*Stated exercise*
Transcribe the material word for word, but without the images.

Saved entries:
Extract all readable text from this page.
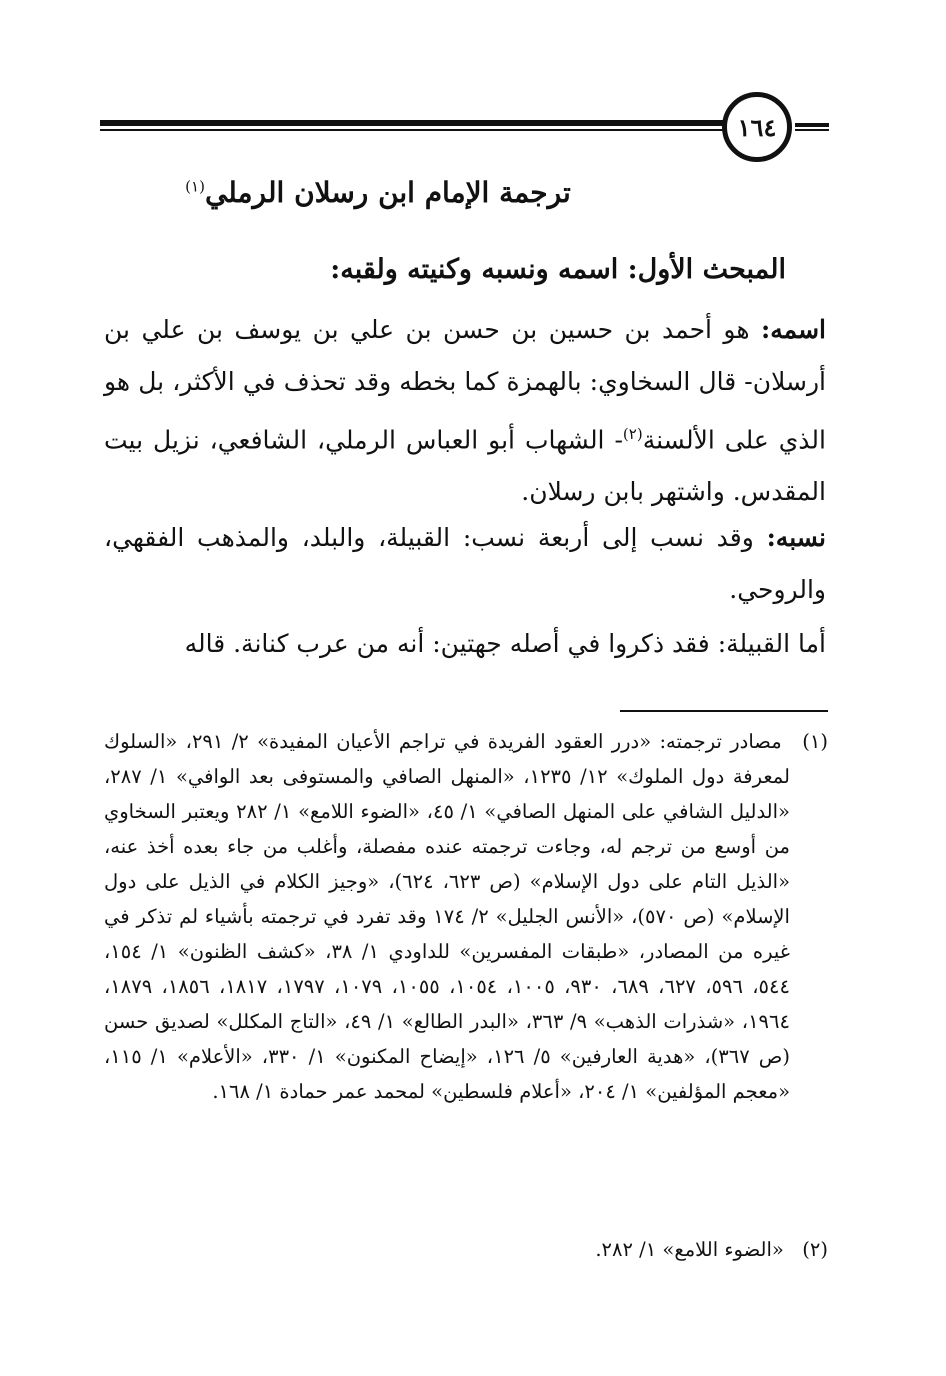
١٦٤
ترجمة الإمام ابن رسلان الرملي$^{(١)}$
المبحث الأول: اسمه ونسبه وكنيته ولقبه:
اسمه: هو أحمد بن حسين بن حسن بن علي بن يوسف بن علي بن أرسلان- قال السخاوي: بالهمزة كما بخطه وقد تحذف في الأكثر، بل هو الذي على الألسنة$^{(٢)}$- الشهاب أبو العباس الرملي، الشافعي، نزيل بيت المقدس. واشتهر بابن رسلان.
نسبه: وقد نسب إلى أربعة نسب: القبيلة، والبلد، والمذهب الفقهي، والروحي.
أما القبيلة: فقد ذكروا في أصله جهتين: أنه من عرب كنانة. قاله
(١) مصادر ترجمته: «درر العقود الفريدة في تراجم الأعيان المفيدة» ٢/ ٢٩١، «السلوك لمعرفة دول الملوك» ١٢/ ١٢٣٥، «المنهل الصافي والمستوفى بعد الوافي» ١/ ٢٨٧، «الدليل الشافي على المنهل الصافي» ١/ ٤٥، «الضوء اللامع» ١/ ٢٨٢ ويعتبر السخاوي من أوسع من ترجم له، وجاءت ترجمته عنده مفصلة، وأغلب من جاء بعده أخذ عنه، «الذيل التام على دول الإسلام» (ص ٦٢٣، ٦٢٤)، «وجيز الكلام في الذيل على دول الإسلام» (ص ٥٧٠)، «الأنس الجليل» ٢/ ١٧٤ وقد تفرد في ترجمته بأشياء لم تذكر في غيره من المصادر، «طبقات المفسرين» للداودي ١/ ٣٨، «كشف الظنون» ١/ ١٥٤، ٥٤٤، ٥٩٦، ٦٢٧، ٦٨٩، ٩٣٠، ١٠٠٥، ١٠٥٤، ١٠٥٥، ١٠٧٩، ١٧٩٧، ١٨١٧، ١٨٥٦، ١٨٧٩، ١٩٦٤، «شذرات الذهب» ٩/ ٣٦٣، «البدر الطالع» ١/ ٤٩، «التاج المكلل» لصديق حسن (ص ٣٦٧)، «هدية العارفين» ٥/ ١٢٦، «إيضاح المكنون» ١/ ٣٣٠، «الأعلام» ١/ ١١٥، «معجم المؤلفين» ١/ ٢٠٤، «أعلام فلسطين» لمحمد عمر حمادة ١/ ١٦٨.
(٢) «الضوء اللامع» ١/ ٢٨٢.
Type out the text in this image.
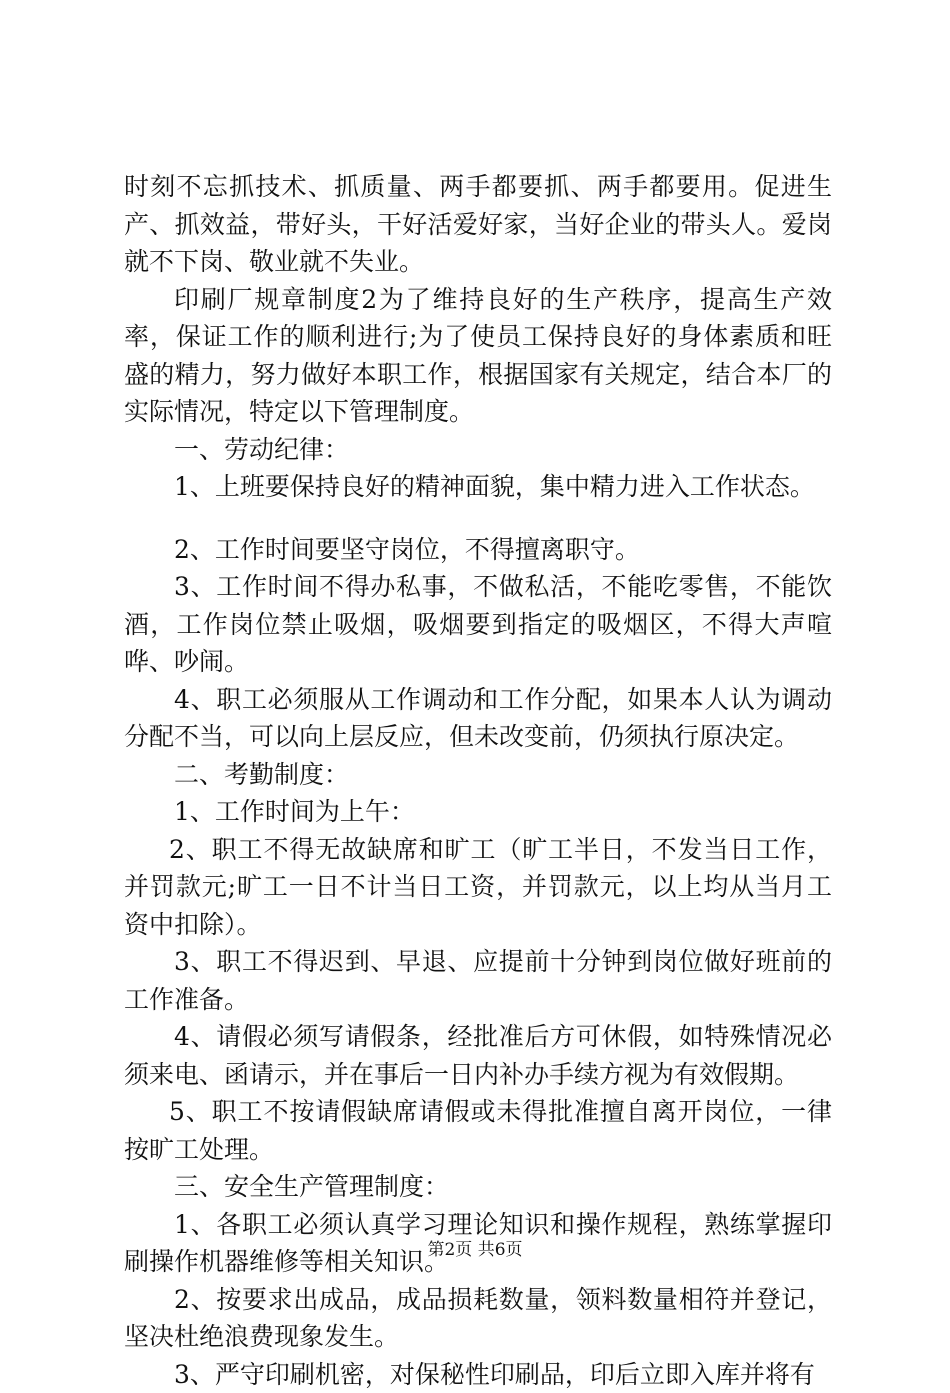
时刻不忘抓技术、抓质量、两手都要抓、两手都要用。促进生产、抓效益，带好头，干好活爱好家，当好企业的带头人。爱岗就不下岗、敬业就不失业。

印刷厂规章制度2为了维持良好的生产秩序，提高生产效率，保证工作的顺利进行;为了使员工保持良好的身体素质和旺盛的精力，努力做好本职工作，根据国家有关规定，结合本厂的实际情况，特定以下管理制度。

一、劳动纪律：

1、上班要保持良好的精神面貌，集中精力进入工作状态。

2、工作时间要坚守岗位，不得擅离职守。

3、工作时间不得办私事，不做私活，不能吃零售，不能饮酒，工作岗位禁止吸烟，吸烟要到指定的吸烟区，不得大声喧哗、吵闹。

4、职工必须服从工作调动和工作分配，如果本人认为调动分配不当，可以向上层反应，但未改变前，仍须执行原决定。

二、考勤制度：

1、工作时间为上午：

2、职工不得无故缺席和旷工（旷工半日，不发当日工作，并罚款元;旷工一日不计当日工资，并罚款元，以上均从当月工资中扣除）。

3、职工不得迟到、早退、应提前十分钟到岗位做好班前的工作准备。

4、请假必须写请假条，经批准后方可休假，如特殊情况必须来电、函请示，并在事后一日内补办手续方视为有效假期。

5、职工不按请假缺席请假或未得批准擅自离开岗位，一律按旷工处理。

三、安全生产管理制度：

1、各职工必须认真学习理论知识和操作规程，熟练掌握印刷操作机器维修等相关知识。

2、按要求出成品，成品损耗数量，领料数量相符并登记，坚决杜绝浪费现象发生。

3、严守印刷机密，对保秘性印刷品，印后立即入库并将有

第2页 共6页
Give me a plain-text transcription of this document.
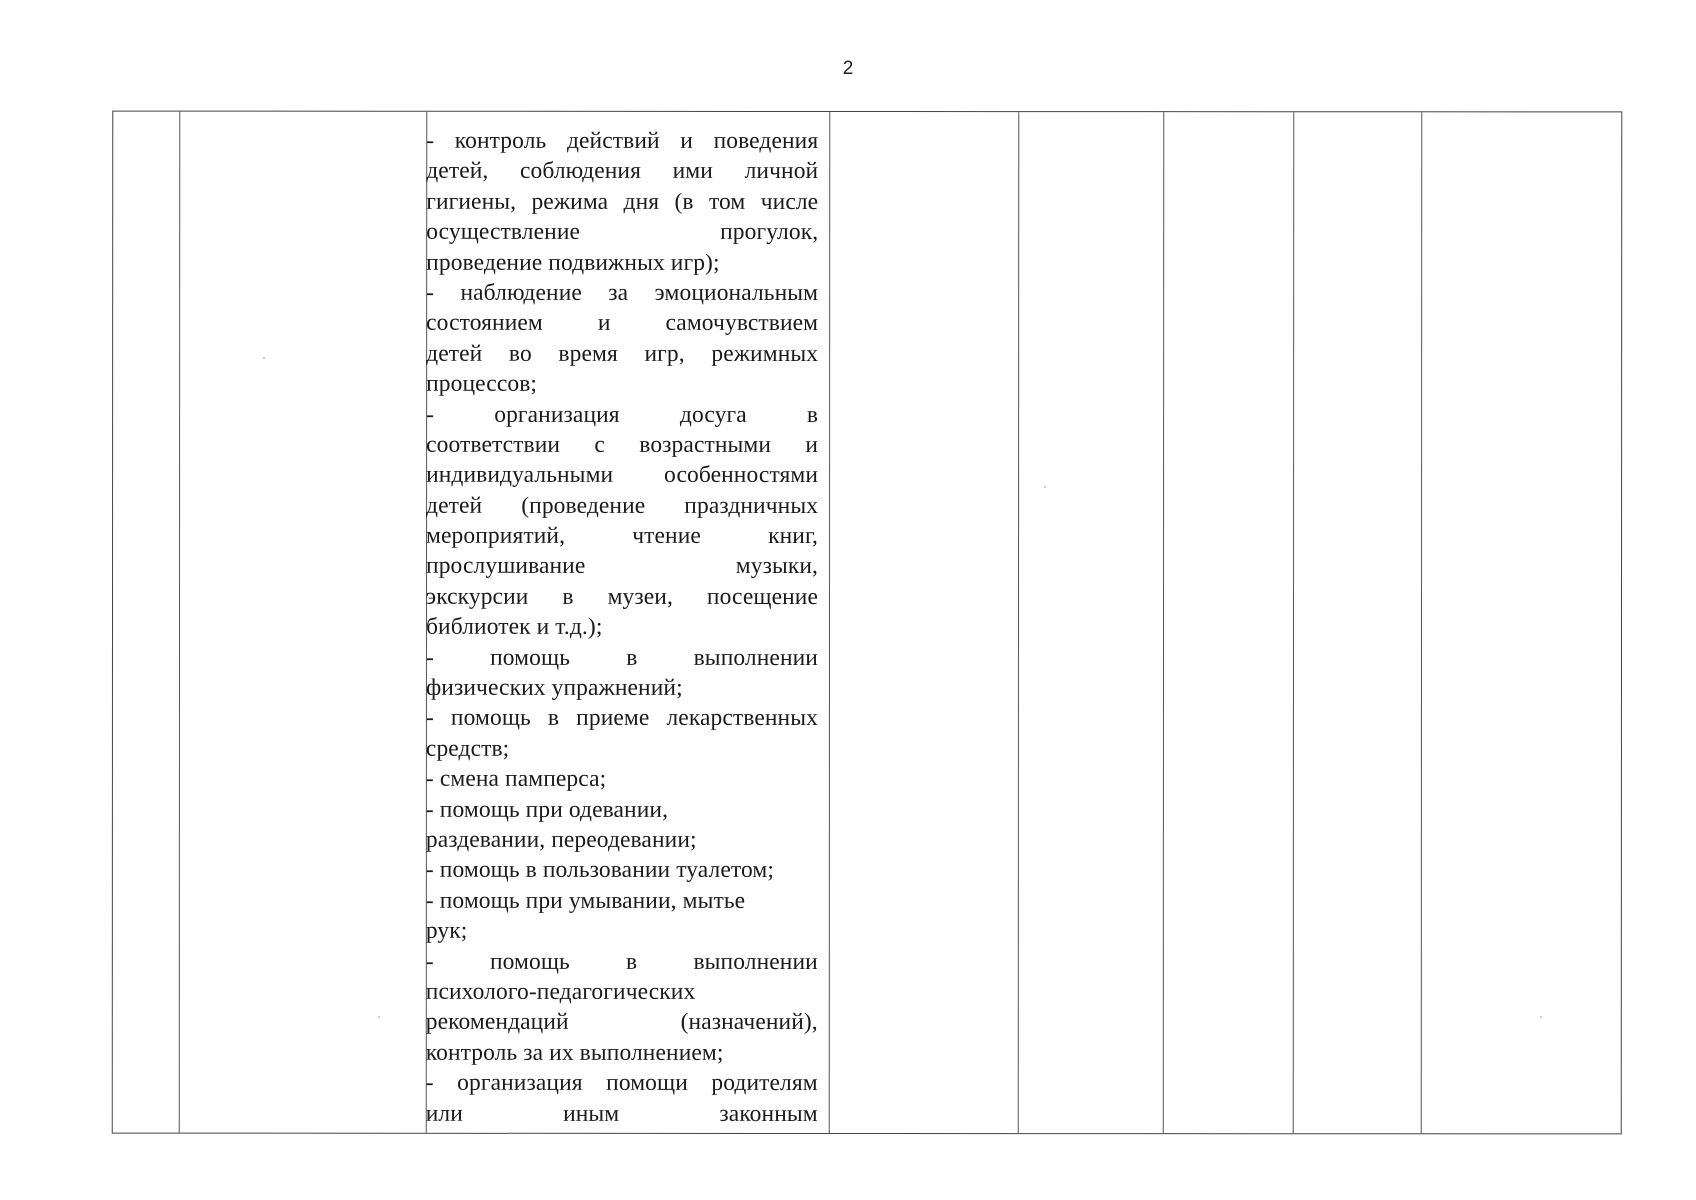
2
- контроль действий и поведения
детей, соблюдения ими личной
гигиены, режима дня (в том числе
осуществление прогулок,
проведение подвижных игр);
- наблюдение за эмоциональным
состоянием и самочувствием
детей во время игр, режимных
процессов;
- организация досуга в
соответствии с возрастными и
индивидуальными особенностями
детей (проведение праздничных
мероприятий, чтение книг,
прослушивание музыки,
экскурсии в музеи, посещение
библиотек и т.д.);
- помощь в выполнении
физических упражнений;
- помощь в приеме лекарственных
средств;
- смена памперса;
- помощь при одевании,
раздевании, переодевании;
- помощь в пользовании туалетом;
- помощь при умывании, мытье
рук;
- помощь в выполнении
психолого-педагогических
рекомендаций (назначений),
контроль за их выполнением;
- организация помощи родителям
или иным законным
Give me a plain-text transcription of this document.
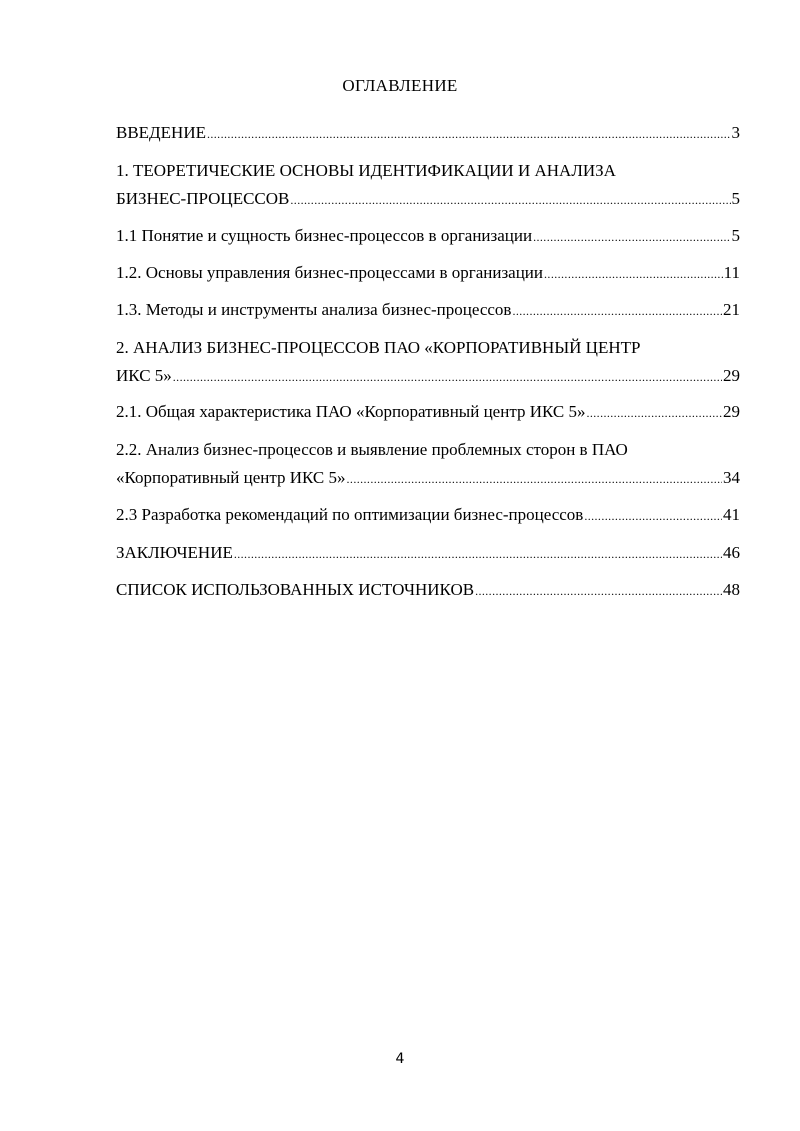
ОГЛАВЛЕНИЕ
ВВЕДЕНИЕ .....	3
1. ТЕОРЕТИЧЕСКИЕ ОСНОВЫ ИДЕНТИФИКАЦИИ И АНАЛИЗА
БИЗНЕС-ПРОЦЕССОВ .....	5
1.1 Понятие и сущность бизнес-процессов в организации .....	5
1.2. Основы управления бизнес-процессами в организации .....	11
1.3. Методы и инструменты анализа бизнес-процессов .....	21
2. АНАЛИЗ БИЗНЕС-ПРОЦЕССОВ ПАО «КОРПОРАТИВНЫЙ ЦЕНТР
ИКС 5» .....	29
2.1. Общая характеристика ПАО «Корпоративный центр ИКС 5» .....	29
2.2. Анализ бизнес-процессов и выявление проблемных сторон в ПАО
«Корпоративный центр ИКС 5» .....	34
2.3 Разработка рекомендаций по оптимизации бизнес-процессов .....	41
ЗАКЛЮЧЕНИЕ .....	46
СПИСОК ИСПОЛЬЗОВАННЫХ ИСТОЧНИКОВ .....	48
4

*Task result*
Extract all readable text from this page.
١٦٤
ترجمة الإمام ابن رسلان الرملي$^{(١)}$
المبحث الأول: اسمه ونسبه وكنيته ولقبه:
اسمه: هو أحمد بن حسين بن حسن بن علي بن يوسف بن علي بن أرسلان- قال السخاوي: بالهمزة كما بخطه وقد تحذف في الأكثر، بل هو الذي على الألسنة$^{(٢)}$- الشهاب أبو العباس الرملي، الشافعي، نزيل بيت المقدس. واشتهر بابن رسلان.
نسبه: وقد نسب إلى أربعة نسب: القبيلة، والبلد، والمذهب الفقهي، والروحي.
أما القبيلة: فقد ذكروا في أصله جهتين: أنه من عرب كنانة. قاله
(١) مصادر ترجمته: «درر العقود الفريدة في تراجم الأعيان المفيدة» ٢/ ٢٩١، «السلوك لمعرفة دول الملوك» ١٢/ ١٢٣٥، «المنهل الصافي والمستوفى بعد الوافي» ١/ ٢٨٧، «الدليل الشافي على المنهل الصافي» ١/ ٤٥، «الضوء اللامع» ١/ ٢٨٢ ويعتبر السخاوي من أوسع من ترجم له، وجاءت ترجمته عنده مفصلة، وأغلب من جاء بعده أخذ عنه، «الذيل التام على دول الإسلام» (ص ٦٢٣، ٦٢٤)، «وجيز الكلام في الذيل على دول الإسلام» (ص ٥٧٠)، «الأنس الجليل» ٢/ ١٧٤ وقد تفرد في ترجمته بأشياء لم تذكر في غيره من المصادر، «طبقات المفسرين» للداودي ١/ ٣٨، «كشف الظنون» ١/ ١٥٤، ٥٤٤، ٥٩٦، ٦٢٧، ٦٨٩، ٩٣٠، ١٠٠٥، ١٠٥٤، ١٠٥٥، ١٠٧٩، ١٧٩٧، ١٨١٧، ١٨٥٦، ١٨٧٩، ١٩٦٤، «شذرات الذهب» ٩/ ٣٦٣، «البدر الطالع» ١/ ٤٩، «التاج المكلل» لصديق حسن (ص ٣٦٧)، «هدية العارفين» ٥/ ١٢٦، «إيضاح المكنون» ١/ ٣٣٠، «الأعلام» ١/ ١١٥، «معجم المؤلفين» ١/ ٢٠٤، «أعلام فلسطين» لمحمد عمر حمادة ١/ ١٦٨.
(٢) «الضوء اللامع» ١/ ٢٨٢.
Type out the text in this image.
时刻不忘抓技术、抓质量、两手都要抓、两手都要用。促进生产、抓效益，带好头，干好活爱好家，当好企业的带头人。爱岗就不下岗、敬业就不失业。

印刷厂规章制度2为了维持良好的生产秩序，提高生产效率，保证工作的顺利进行;为了使员工保持良好的身体素质和旺盛的精力，努力做好本职工作，根据国家有关规定，结合本厂的实际情况，特定以下管理制度。

一、劳动纪律：

1、上班要保持良好的精神面貌，集中精力进入工作状态。

2、工作时间要坚守岗位，不得擅离职守。

3、工作时间不得办私事，不做私活，不能吃零售，不能饮酒，工作岗位禁止吸烟，吸烟要到指定的吸烟区，不得大声喧哗、吵闹。

4、职工必须服从工作调动和工作分配，如果本人认为调动分配不当，可以向上层反应，但未改变前，仍须执行原决定。

二、考勤制度：

1、工作时间为上午：

2、职工不得无故缺席和旷工（旷工半日，不发当日工作，并罚款元;旷工一日不计当日工资，并罚款元，以上均从当月工资中扣除）。

3、职工不得迟到、早退、应提前十分钟到岗位做好班前的工作准备。

4、请假必须写请假条，经批准后方可休假，如特殊情况必须来电、函请示，并在事后一日内补办手续方视为有效假期。

5、职工不按请假缺席请假或未得批准擅自离开岗位，一律按旷工处理。

三、安全生产管理制度：

1、各职工必须认真学习理论知识和操作规程，熟练掌握印刷操作机器维修等相关知识。

2、按要求出成品，成品损耗数量，领料数量相符并登记，坚决杜绝浪费现象发生。

3、严守印刷机密，对保秘性印刷品，印后立即入库并将有

第2页 共6页
Give me a plain-text transcription of this document.
2
- контроль действий и поведения
детей, соблюдения ими личной
гигиены, режима дня (в том числе
осуществление прогулок,
проведение подвижных игр);
- наблюдение за эмоциональным
состоянием и самочувствием
детей во время игр, режимных
процессов;
- организация досуга в
соответствии с возрастными и
индивидуальными особенностями
детей (проведение праздничных
мероприятий, чтение книг,
прослушивание музыки,
экскурсии в музеи, посещение
библиотек и т.д.);
- помощь в выполнении
физических упражнений;
- помощь в приеме лекарственных
средств;
- смена памперса;
- помощь при одевании,
раздевании, переодевании;
- помощь в пользовании туалетом;
- помощь при умывании, мытье
рук;
- помощь в выполнении
психолого-педагогических
рекомендаций (назначений),
контроль за их выполнением;
- организация помощи родителям
или иным законным
Give me a plain-text transcription of this document.
ОГЛАВЛЕНИЕ
ВВЕДЕНИЕ .....	3
1. ТЕОРЕТИЧЕСКИЕ ОСНОВЫ ИДЕНТИФИКАЦИИ И АНАЛИЗА
БИЗНЕС-ПРОЦЕССОВ .....	5
1.1 Понятие и сущность бизнес-процессов в организации .....	5
1.2. Основы управления бизнес-процессами в организации .....	11
1.3. Методы и инструменты анализа бизнес-процессов .....	21
2. АНАЛИЗ БИЗНЕС-ПРОЦЕССОВ ПАО «КОРПОРАТИВНЫЙ ЦЕНТР
ИКС 5» .....	29
2.1. Общая характеристика ПАО «Корпоративный центр ИКС 5» .....	29
2.2. Анализ бизнес-процессов и выявление проблемных сторон в ПАО
«Корпоративный центр ИКС 5» .....	34
2.3 Разработка рекомендаций по оптимизации бизнес-процессов .....	41
ЗАКЛЮЧЕНИЕ .....	46
СПИСОК ИСПОЛЬЗОВАННЫХ ИСТОЧНИКОВ .....	48
4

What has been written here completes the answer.